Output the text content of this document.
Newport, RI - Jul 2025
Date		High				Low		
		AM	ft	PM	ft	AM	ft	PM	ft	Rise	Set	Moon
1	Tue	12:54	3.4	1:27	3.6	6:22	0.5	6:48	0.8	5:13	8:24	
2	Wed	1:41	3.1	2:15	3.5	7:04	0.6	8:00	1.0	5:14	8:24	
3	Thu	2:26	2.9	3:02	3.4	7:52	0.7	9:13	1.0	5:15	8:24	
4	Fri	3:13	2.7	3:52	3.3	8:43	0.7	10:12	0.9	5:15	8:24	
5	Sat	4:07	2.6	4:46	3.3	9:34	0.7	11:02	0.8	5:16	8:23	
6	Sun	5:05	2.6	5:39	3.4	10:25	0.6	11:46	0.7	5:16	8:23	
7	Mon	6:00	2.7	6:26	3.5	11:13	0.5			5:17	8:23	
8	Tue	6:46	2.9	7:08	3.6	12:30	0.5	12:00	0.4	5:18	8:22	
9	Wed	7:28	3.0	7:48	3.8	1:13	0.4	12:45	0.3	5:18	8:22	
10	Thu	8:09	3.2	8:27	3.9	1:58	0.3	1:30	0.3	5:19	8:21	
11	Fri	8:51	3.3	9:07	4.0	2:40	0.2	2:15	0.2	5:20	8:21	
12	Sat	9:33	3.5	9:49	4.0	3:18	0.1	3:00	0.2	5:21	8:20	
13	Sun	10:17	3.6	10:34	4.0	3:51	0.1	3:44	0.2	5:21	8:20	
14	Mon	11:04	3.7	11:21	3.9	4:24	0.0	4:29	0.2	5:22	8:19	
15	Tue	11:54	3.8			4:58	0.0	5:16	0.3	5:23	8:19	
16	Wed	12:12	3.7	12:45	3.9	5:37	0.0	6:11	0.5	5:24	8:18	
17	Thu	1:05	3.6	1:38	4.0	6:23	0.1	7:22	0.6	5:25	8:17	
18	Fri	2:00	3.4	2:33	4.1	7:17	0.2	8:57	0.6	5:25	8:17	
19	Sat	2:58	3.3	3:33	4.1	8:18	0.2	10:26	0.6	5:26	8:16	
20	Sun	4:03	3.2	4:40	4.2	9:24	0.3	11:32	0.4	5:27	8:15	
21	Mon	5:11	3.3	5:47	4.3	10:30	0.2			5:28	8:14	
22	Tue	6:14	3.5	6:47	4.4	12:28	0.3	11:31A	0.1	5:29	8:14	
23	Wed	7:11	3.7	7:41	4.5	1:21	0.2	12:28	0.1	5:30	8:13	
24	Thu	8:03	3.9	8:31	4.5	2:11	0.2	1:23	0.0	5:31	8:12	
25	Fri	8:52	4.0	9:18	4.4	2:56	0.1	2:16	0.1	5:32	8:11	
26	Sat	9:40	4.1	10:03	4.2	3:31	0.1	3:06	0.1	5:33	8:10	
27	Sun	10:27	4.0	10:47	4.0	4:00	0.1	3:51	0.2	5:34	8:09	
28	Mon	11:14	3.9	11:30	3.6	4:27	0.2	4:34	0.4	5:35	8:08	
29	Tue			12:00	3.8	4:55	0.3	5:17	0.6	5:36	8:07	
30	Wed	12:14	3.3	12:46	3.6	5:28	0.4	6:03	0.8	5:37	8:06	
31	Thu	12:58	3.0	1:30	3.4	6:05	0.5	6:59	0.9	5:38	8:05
====
Transcribe every entry exactly.

» **The result**:
Output the text content of this document.
Newport, RI - Jul 2025
Date		High				Low		
		AM	ft	PM	ft	AM	ft	PM	ft	Rise	Set	Moon
1	Tue	12:54	3.4	1:27	3.6	6:22	0.5	6:48	0.8	5:13	8:24	
2	Wed	1:41	3.1	2:15	3.5	7:04	0.6	8:00	1.0	5:14	8:24	
3	Thu	2:26	2.9	3:02	3.4	7:52	0.7	9:13	1.0	5:15	8:24	
4	Fri	3:13	2.7	3:52	3.3	8:43	0.7	10:12	0.9	5:15	8:24	
5	Sat	4:07	2.6	4:46	3.3	9:34	0.7	11:02	0.8	5:16	8:23	
6	Sun	5:05	2.6	5:39	3.4	10:25	0.6	11:46	0.7	5:16	8:23	
7	Mon	6:00	2.7	6:26	3.5	11:13	0.5			5:17	8:23	
8	Tue	6:46	2.9	7:08	3.6	12:30	0.5	12:00	0.4	5:18	8:22	
9	Wed	7:28	3.0	7:48	3.8	1:13	0.4	12:45	0.3	5:18	8:22	
10	Thu	8:09	3.2	8:27	3.9	1:58	0.3	1:30	0.3	5:19	8:21	
11	Fri	8:51	3.3	9:07	4.0	2:40	0.2	2:15	0.2	5:20	8:21	
12	Sat	9:33	3.5	9:49	4.0	3:18	0.1	3:00	0.2	5:21	8:20	
13	Sun	10:17	3.6	10:34	4.0	3:51	0.1	3:44	0.2	5:21	8:20	
14	Mon	11:04	3.7	11:21	3.9	4:24	0.0	4:29	0.2	5:22	8:19	
15	Tue	11:54	3.8			4:58	0.0	5:16	0.3	5:23	8:19	
16	Wed	12:12	3.7	12:45	3.9	5:37	0.0	6:11	0.5	5:24	8:18	
17	Thu	1:05	3.6	1:38	4.0	6:23	0.1	7:22	0.6	5:25	8:17	
18	Fri	2:00	3.4	2:33	4.1	7:17	0.2	8:57	0.6	5:25	8:17	
19	Sat	2:58	3.3	3:33	4.1	8:18	0.2	10:26	0.6	5:26	8:16	
20	Sun	4:03	3.2	4:40	4.2	9:24	0.3	11:32	0.4	5:27	8:15	
21	Mon	5:11	3.3	5:47	4.3	10:30	0.2			5:28	8:14	
22	Tue	6:14	3.5	6:47	4.4	12:28	0.3	11:31A	0.1	5:29	8:14	
23	Wed	7:11	3.7	7:41	4.5	1:21	0.2	12:28	0.1	5:30	8:13	
24	Thu	8:03	3.9	8:31	4.5	2:11	0.2	1:23	0.0	5:31	8:12	
25	Fri	8:52	4.0	9:18	4.4	2:56	0.1	2:16	0.1	5:32	8:11	
26	Sat	9:40	4.1	10:03	4.2	3:31	0.1	3:06	0.1	5:33	8:10	
27	Sun	10:27	4.0	10:47	4.0	4:00	0.1	3:51	0.2	5:34	8:09	
28	Mon	11:14	3.9	11:30	3.6	4:27	0.2	4:34	0.4	5:35	8:08	
29	Tue			12:00	3.8	4:55	0.3	5:17	0.6	5:36	8:07	
30	Wed	12:14	3.3	12:46	3.6	5:28	0.4	6:03	0.8	5:37	8:06	
31	Thu	12:58	3.0	1:30	3.4	6:05	0.5	6:59	0.9	5:38	8:05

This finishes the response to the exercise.